__Exercise task__: Output every entry exactly as written.

+++ Dataset excerpts +++

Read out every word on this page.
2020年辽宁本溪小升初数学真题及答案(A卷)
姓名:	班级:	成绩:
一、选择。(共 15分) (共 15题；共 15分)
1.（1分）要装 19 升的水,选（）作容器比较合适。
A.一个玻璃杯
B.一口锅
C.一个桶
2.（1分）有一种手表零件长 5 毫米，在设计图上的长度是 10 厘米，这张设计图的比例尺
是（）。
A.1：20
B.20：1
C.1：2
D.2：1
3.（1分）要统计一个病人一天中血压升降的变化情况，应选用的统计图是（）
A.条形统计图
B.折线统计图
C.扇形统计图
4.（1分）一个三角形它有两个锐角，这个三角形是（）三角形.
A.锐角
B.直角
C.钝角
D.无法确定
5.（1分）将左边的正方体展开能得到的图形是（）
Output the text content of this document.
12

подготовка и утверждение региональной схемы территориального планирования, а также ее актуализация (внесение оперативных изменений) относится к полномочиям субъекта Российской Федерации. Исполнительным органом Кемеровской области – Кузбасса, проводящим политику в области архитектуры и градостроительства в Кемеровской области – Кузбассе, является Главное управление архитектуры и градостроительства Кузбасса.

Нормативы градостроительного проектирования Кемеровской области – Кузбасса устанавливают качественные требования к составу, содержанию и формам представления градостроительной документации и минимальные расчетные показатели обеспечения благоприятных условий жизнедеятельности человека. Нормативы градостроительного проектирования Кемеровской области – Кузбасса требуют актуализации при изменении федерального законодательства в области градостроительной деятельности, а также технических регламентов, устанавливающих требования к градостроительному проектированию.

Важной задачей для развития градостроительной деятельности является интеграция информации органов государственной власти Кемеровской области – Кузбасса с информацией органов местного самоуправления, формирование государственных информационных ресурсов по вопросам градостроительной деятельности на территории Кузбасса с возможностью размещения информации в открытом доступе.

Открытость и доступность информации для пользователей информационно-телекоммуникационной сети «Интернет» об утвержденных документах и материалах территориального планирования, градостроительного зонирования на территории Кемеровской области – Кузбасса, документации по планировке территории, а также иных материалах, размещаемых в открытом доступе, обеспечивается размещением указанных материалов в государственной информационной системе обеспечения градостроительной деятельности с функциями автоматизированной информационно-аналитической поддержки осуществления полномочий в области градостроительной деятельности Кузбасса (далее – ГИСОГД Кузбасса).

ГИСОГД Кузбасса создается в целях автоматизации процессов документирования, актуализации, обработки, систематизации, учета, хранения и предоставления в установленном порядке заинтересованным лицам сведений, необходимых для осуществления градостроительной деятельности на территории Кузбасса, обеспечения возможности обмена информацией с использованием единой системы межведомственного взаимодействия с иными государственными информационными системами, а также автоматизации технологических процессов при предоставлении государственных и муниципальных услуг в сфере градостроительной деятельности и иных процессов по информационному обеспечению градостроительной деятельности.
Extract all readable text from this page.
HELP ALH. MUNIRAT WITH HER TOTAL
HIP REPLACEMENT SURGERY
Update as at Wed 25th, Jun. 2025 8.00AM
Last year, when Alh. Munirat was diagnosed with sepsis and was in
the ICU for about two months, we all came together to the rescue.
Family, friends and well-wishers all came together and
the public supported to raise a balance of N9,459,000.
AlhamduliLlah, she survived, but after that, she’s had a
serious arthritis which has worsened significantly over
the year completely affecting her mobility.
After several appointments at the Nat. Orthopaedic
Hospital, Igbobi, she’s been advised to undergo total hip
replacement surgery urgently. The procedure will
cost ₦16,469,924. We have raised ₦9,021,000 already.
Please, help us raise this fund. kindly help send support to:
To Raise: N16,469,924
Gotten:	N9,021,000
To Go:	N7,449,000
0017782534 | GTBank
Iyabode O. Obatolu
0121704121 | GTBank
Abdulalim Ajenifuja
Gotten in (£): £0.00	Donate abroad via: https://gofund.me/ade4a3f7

+++

__Full response__:
Read out every word on this page.
2020年辽宁本溪小升初数学真题及答案(A卷)
姓名:	班级:	成绩:
一、选择。(共 15分) (共 15题；共 15分)
1.（1分）要装 19 升的水,选（）作容器比较合适。
A.一个玻璃杯
B.一口锅
C.一个桶
2.（1分）有一种手表零件长 5 毫米，在设计图上的长度是 10 厘米，这张设计图的比例尺
是（）。
A.1：20
B.20：1
C.1：2
D.2：1
3.（1分）要统计一个病人一天中血压升降的变化情况，应选用的统计图是（）
A.条形统计图
B.折线统计图
C.扇形统计图
4.（1分）一个三角形它有两个锐角，这个三角形是（）三角形.
A.锐角
B.直角
C.钝角
D.无法确定
5.（1分）将左边的正方体展开能得到的图形是（）
Output the text content of this document.
12

подготовка и утверждение региональной схемы территориального планирования, а также ее актуализация (внесение оперативных изменений) относится к полномочиям субъекта Российской Федерации. Исполнительным органом Кемеровской области – Кузбасса, проводящим политику в области архитектуры и градостроительства в Кемеровской области – Кузбассе, является Главное управление архитектуры и градостроительства Кузбасса.

Нормативы градостроительного проектирования Кемеровской области – Кузбасса устанавливают качественные требования к составу, содержанию и формам представления градостроительной документации и минимальные расчетные показатели обеспечения благоприятных условий жизнедеятельности человека. Нормативы градостроительного проектирования Кемеровской области – Кузбасса требуют актуализации при изменении федерального законодательства в области градостроительной деятельности, а также технических регламентов, устанавливающих требования к градостроительному проектированию.

Важной задачей для развития градостроительной деятельности является интеграция информации органов государственной власти Кемеровской области – Кузбасса с информацией органов местного самоуправления, формирование государственных информационных ресурсов по вопросам градостроительной деятельности на территории Кузбасса с возможностью размещения информации в открытом доступе.

Открытость и доступность информации для пользователей информационно-телекоммуникационной сети «Интернет» об утвержденных документах и материалах территориального планирования, градостроительного зонирования на территории Кемеровской области – Кузбасса, документации по планировке территории, а также иных материалах, размещаемых в открытом доступе, обеспечивается размещением указанных материалов в государственной информационной системе обеспечения градостроительной деятельности с функциями автоматизированной информационно-аналитической поддержки осуществления полномочий в области градостроительной деятельности Кузбасса (далее – ГИСОГД Кузбасса).

ГИСОГД Кузбасса создается в целях автоматизации процессов документирования, актуализации, обработки, систематизации, учета, хранения и предоставления в установленном порядке заинтересованным лицам сведений, необходимых для осуществления градостроительной деятельности на территории Кузбасса, обеспечения возможности обмена информацией с использованием единой системы межведомственного взаимодействия с иными государственными информационными системами, а также автоматизации технологических процессов при предоставлении государственных и муниципальных услуг в сфере градостроительной деятельности и иных процессов по информационному обеспечению градостроительной деятельности.
Extract all readable text from this page.
HELP ALH. MUNIRAT WITH HER TOTAL
HIP REPLACEMENT SURGERY
Update as at Wed 25th, Jun. 2025 8.00AM
Last year, when Alh. Munirat was diagnosed with sepsis and was in
the ICU for about two months, we all came together to the rescue.
Family, friends and well-wishers all came together and
the public supported to raise a balance of N9,459,000.
AlhamduliLlah, she survived, but after that, she’s had a
serious arthritis which has worsened significantly over
the year completely affecting her mobility.
After several appointments at the Nat. Orthopaedic
Hospital, Igbobi, she’s been advised to undergo total hip
replacement surgery urgently. The procedure will
cost ₦16,469,924. We have raised ₦9,021,000 already.
Please, help us raise this fund. kindly help send support to:
To Raise: N16,469,924
Gotten:	N9,021,000
To Go:	N7,449,000
0017782534 | GTBank
Iyabode O. Obatolu
0121704121 | GTBank
Abdulalim Ajenifuja
Gotten in (£): £0.00	Donate abroad via: https://gofund.me/ade4a3f7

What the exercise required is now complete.